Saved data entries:
________________________
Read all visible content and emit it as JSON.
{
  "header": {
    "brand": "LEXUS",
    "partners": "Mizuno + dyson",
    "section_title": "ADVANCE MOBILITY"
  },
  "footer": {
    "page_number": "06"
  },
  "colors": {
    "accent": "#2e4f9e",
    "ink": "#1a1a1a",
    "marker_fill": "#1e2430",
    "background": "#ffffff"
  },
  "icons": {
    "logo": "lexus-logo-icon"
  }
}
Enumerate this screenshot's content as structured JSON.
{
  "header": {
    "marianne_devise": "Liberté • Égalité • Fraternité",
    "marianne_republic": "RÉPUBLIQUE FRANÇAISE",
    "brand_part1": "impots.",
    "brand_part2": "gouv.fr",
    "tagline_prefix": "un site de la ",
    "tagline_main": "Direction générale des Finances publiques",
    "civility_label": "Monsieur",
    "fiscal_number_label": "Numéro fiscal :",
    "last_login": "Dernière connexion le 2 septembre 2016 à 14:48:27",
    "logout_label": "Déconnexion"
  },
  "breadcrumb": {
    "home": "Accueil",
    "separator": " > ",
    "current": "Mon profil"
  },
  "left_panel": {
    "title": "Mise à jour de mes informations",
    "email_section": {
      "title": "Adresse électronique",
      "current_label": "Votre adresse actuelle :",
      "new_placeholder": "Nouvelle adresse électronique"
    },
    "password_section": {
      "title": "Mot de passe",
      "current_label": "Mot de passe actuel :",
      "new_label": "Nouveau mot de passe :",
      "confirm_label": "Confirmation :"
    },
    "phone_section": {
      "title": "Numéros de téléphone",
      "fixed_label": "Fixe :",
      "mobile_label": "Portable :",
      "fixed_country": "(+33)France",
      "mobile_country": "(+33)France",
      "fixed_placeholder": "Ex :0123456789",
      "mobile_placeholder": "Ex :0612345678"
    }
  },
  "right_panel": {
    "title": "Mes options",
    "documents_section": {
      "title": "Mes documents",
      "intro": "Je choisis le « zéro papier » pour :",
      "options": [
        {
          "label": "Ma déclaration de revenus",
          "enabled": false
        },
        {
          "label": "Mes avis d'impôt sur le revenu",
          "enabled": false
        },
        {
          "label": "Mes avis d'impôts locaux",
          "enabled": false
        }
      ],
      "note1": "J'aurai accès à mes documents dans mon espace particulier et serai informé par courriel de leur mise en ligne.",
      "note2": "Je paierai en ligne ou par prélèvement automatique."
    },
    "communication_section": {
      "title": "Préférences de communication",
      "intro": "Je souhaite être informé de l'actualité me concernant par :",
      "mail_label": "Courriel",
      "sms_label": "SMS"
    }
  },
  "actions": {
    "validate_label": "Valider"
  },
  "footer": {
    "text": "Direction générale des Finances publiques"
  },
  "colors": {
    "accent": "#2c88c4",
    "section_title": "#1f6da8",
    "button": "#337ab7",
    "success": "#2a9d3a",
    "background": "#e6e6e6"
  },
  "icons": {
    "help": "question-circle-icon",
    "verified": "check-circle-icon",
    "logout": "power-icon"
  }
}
________________________
WHAT IS REQUIRED: Where a line in the entries holds the word "content", copy that line.

THE RESULT:
Read all visible content and emit it as JSON.
Enumerate this screenshot's content as structured JSON.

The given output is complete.